[Dataset excerpts]
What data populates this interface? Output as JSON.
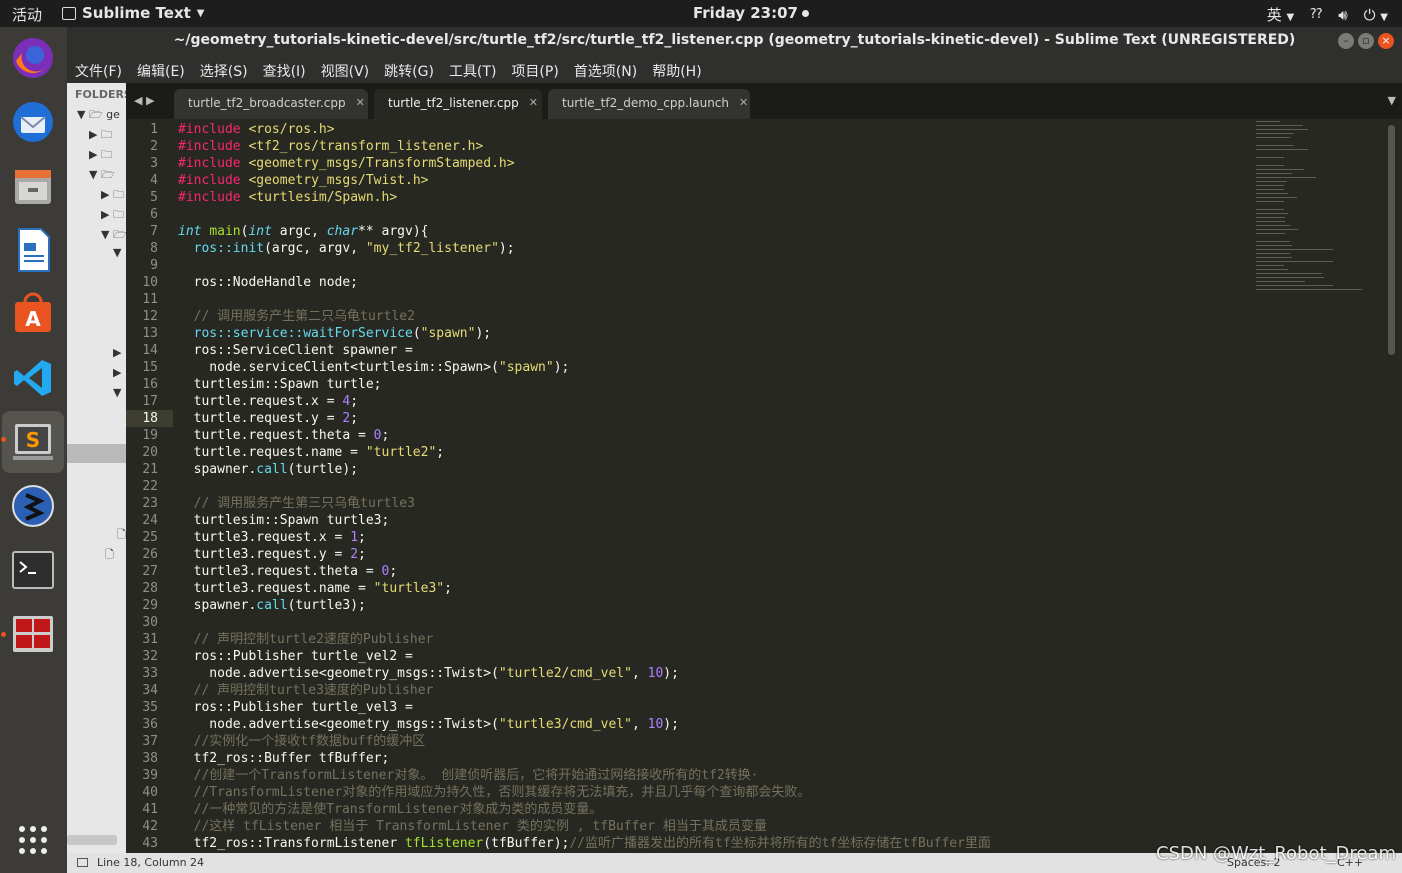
{
  "topbar": {
    "activities": "活动",
    "app_name": "Sublime Text",
    "clock": "Friday 23:07",
    "input_method": "英"
  },
  "window": {
    "title": "~/geometry_tutorials-kinetic-devel/src/turtle_tf2/src/turtle_tf2_listener.cpp (geometry_tutorials-kinetic-devel) - Sublime Text (UNREGISTERED)"
  },
  "menu": [
    "文件(F)",
    "编辑(E)",
    "选择(S)",
    "查找(I)",
    "视图(V)",
    "跳转(G)",
    "工具(T)",
    "项目(P)",
    "首选项(N)",
    "帮助(H)"
  ],
  "sidebar": {
    "header": "FOLDERS",
    "root": "ge"
  },
  "tabs": [
    {
      "label": "turtle_tf2_broadcaster.cpp",
      "active": false
    },
    {
      "label": "turtle_tf2_listener.cpp",
      "active": true
    },
    {
      "label": "turtle_tf2_demo_cpp.launch",
      "active": false
    }
  ],
  "editor": {
    "current_line": 18,
    "line_numbers": [
      "1",
      "2",
      "3",
      "4",
      "5",
      "6",
      "7",
      "8",
      "9",
      "10",
      "11",
      "12",
      "13",
      "14",
      "15",
      "16",
      "17",
      "18",
      "19",
      "20",
      "21",
      "22",
      "23",
      "24",
      "25",
      "26",
      "27",
      "28",
      "29",
      "30",
      "31",
      "32",
      "33",
      "34",
      "35",
      "36",
      "37",
      "38",
      "39",
      "40",
      "41",
      "42",
      "43"
    ],
    "lines": [
      {
        "t": [
          [
            "kw",
            "#include "
          ],
          [
            "str",
            "<ros/ros.h>"
          ]
        ]
      },
      {
        "t": [
          [
            "kw",
            "#include "
          ],
          [
            "str",
            "<tf2_ros/transform_listener.h>"
          ]
        ]
      },
      {
        "t": [
          [
            "kw",
            "#include "
          ],
          [
            "str",
            "<geometry_msgs/TransformStamped.h>"
          ]
        ]
      },
      {
        "t": [
          [
            "kw",
            "#include "
          ],
          [
            "str",
            "<geometry_msgs/Twist.h>"
          ]
        ]
      },
      {
        "t": [
          [
            "kw",
            "#include "
          ],
          [
            "str",
            "<turtlesim/Spawn.h>"
          ]
        ]
      },
      {
        "t": [
          [
            "",
            ""
          ]
        ]
      },
      {
        "t": [
          [
            "typ",
            "int"
          ],
          [
            "",
            " "
          ],
          [
            "fn",
            "main"
          ],
          [
            "",
            "("
          ],
          [
            "typ",
            "int"
          ],
          [
            "",
            " argc, "
          ],
          [
            "typ",
            "char"
          ],
          [
            "",
            "** argv){"
          ]
        ]
      },
      {
        "t": [
          [
            "",
            "  "
          ],
          [
            "ns",
            "ros::init"
          ],
          [
            "",
            "(argc, argv, "
          ],
          [
            "str",
            "\"my_tf2_listener\""
          ],
          [
            "",
            ");"
          ]
        ]
      },
      {
        "t": [
          [
            "",
            ""
          ]
        ]
      },
      {
        "t": [
          [
            "",
            "  ros::NodeHandle node;"
          ]
        ]
      },
      {
        "t": [
          [
            "",
            ""
          ]
        ]
      },
      {
        "t": [
          [
            "",
            "  "
          ],
          [
            "cm",
            "// 调用服务产生第二只乌龟turtle2"
          ]
        ]
      },
      {
        "t": [
          [
            "",
            "  "
          ],
          [
            "ns",
            "ros::service::waitForService"
          ],
          [
            "",
            "("
          ],
          [
            "str",
            "\"spawn\""
          ],
          [
            "",
            ");"
          ]
        ]
      },
      {
        "t": [
          [
            "",
            "  ros::ServiceClient spawner ="
          ]
        ]
      },
      {
        "t": [
          [
            "",
            "    node.serviceClient<turtlesim::Spawn>("
          ],
          [
            "str",
            "\"spawn\""
          ],
          [
            "",
            ");"
          ]
        ]
      },
      {
        "t": [
          [
            "",
            "  turtlesim::Spawn turtle;"
          ]
        ]
      },
      {
        "t": [
          [
            "",
            "  turtle.request.x = "
          ],
          [
            "num",
            "4"
          ],
          [
            "",
            ";"
          ]
        ]
      },
      {
        "t": [
          [
            "",
            "  turtle.request.y = "
          ],
          [
            "num",
            "2"
          ],
          [
            "",
            ";"
          ]
        ]
      },
      {
        "t": [
          [
            "",
            "  turtle.request.theta = "
          ],
          [
            "num",
            "0"
          ],
          [
            "",
            ";"
          ]
        ]
      },
      {
        "t": [
          [
            "",
            "  turtle.request.name = "
          ],
          [
            "str",
            "\"turtle2\""
          ],
          [
            "",
            ";"
          ]
        ]
      },
      {
        "t": [
          [
            "",
            "  spawner."
          ],
          [
            "ns",
            "call"
          ],
          [
            "",
            "(turtle);"
          ]
        ]
      },
      {
        "t": [
          [
            "",
            ""
          ]
        ]
      },
      {
        "t": [
          [
            "",
            "  "
          ],
          [
            "cm",
            "// 调用服务产生第三只乌龟turtle3"
          ]
        ]
      },
      {
        "t": [
          [
            "",
            "  turtlesim::Spawn turtle3;"
          ]
        ]
      },
      {
        "t": [
          [
            "",
            "  turtle3.request.x = "
          ],
          [
            "num",
            "1"
          ],
          [
            "",
            ";"
          ]
        ]
      },
      {
        "t": [
          [
            "",
            "  turtle3.request.y = "
          ],
          [
            "num",
            "2"
          ],
          [
            "",
            ";"
          ]
        ]
      },
      {
        "t": [
          [
            "",
            "  turtle3.request.theta = "
          ],
          [
            "num",
            "0"
          ],
          [
            "",
            ";"
          ]
        ]
      },
      {
        "t": [
          [
            "",
            "  turtle3.request.name = "
          ],
          [
            "str",
            "\"turtle3\""
          ],
          [
            "",
            ";"
          ]
        ]
      },
      {
        "t": [
          [
            "",
            "  spawner."
          ],
          [
            "ns",
            "call"
          ],
          [
            "",
            "(turtle3);"
          ]
        ]
      },
      {
        "t": [
          [
            "",
            ""
          ]
        ]
      },
      {
        "t": [
          [
            "",
            "  "
          ],
          [
            "cm",
            "// 声明控制turtle2速度的Publisher"
          ]
        ]
      },
      {
        "t": [
          [
            "",
            "  ros::Publisher turtle_vel2 ="
          ]
        ]
      },
      {
        "t": [
          [
            "",
            "    node.advertise<geometry_msgs::Twist>("
          ],
          [
            "str",
            "\"turtle2/cmd_vel\""
          ],
          [
            "",
            ", "
          ],
          [
            "num",
            "10"
          ],
          [
            "",
            ");"
          ]
        ]
      },
      {
        "t": [
          [
            "",
            "  "
          ],
          [
            "cm",
            "// 声明控制turtle3速度的Publisher"
          ]
        ]
      },
      {
        "t": [
          [
            "",
            "  ros::Publisher turtle_vel3 ="
          ]
        ]
      },
      {
        "t": [
          [
            "",
            "    node.advertise<geometry_msgs::Twist>("
          ],
          [
            "str",
            "\"turtle3/cmd_vel\""
          ],
          [
            "",
            ", "
          ],
          [
            "num",
            "10"
          ],
          [
            "",
            ");"
          ]
        ]
      },
      {
        "t": [
          [
            "",
            "  "
          ],
          [
            "cm",
            "//实例化一个接收tf数据buff的缓冲区"
          ]
        ]
      },
      {
        "t": [
          [
            "",
            "  tf2_ros::Buffer tfBuffer;"
          ]
        ]
      },
      {
        "t": [
          [
            "",
            "  "
          ],
          [
            "cm",
            "//创建一个TransformListener对象。 创建侦听器后，它将开始通过网络接收所有的tf2转换·"
          ]
        ]
      },
      {
        "t": [
          [
            "",
            "  "
          ],
          [
            "cm",
            "//TransformListener对象的作用域应为持久性，否则其缓存将无法填充，并且几乎每个查询都会失败。"
          ]
        ]
      },
      {
        "t": [
          [
            "",
            "  "
          ],
          [
            "cm",
            "//一种常见的方法是使TransformListener对象成为类的成员变量。"
          ]
        ]
      },
      {
        "t": [
          [
            "",
            "  "
          ],
          [
            "cm",
            "//这样 tfListener 相当于 TransformListener 类的实例 , tfBuffer 相当于其成员变量"
          ]
        ]
      },
      {
        "t": [
          [
            "",
            "  tf2_ros::TransformListener "
          ],
          [
            "fn",
            "tfListener"
          ],
          [
            "",
            "(tfBuffer);"
          ],
          [
            "cm",
            "//监听广播器发出的所有tf坐标并将所有的tf坐标存储在tfBuffer里面"
          ]
        ]
      }
    ]
  },
  "status": {
    "position": "Line 18, Column 24",
    "spaces": "Spaces: 2",
    "syntax": "C++"
  },
  "watermark": "CSDN @Wzt_Robot_Dream",
  "colors": {
    "accent": "#e95420",
    "editor_bg": "#272822"
  }
}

WHAT TO PRODUCE →
Some lines of the data may hold the word "label". Say how many do, with nothing else.

ANSWER TO THIS TASK →
3